(Data records)
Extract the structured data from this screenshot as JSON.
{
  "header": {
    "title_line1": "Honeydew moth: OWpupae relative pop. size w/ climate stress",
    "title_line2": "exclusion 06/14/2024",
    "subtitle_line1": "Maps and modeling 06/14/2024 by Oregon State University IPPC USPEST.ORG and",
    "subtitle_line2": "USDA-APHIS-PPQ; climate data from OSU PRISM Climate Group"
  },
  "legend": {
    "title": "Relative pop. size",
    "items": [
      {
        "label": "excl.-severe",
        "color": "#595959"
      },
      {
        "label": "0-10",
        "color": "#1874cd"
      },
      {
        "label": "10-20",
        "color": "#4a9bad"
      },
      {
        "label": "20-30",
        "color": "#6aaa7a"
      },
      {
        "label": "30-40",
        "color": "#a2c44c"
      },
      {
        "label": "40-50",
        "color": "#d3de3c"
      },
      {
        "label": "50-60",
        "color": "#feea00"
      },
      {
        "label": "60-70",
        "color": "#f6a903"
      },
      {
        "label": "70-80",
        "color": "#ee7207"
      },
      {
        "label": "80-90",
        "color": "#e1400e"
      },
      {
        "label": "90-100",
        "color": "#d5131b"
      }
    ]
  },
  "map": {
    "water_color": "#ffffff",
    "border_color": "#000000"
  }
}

• [WHAT IS EXPECTED] Reproduce every entry shown above, precisely as it stands.

• [RESPONSE TO THIS TASK]
Extract the structured data from this screenshot as JSON.
{
  "header": {
    "title_line1": "Honeydew moth: OWpupae relative pop. size w/ climate stress",
    "title_line2": "exclusion 06/14/2024",
    "subtitle_line1": "Maps and modeling 06/14/2024 by Oregon State University IPPC USPEST.ORG and",
    "subtitle_line2": "USDA-APHIS-PPQ; climate data from OSU PRISM Climate Group"
  },
  "legend": {
    "title": "Relative pop. size",
    "items": [
      {
        "label": "excl.-severe",
        "color": "#595959"
      },
      {
        "label": "0-10",
        "color": "#1874cd"
      },
      {
        "label": "10-20",
        "color": "#4a9bad"
      },
      {
        "label": "20-30",
        "color": "#6aaa7a"
      },
      {
        "label": "30-40",
        "color": "#a2c44c"
      },
      {
        "label": "40-50",
        "color": "#d3de3c"
      },
      {
        "label": "50-60",
        "color": "#feea00"
      },
      {
        "label": "60-70",
        "color": "#f6a903"
      },
      {
        "label": "70-80",
        "color": "#ee7207"
      },
      {
        "label": "80-90",
        "color": "#e1400e"
      },
      {
        "label": "90-100",
        "color": "#d5131b"
      }
    ]
  },
  "map": {
    "water_color": "#ffffff",
    "border_color": "#000000"
  }
}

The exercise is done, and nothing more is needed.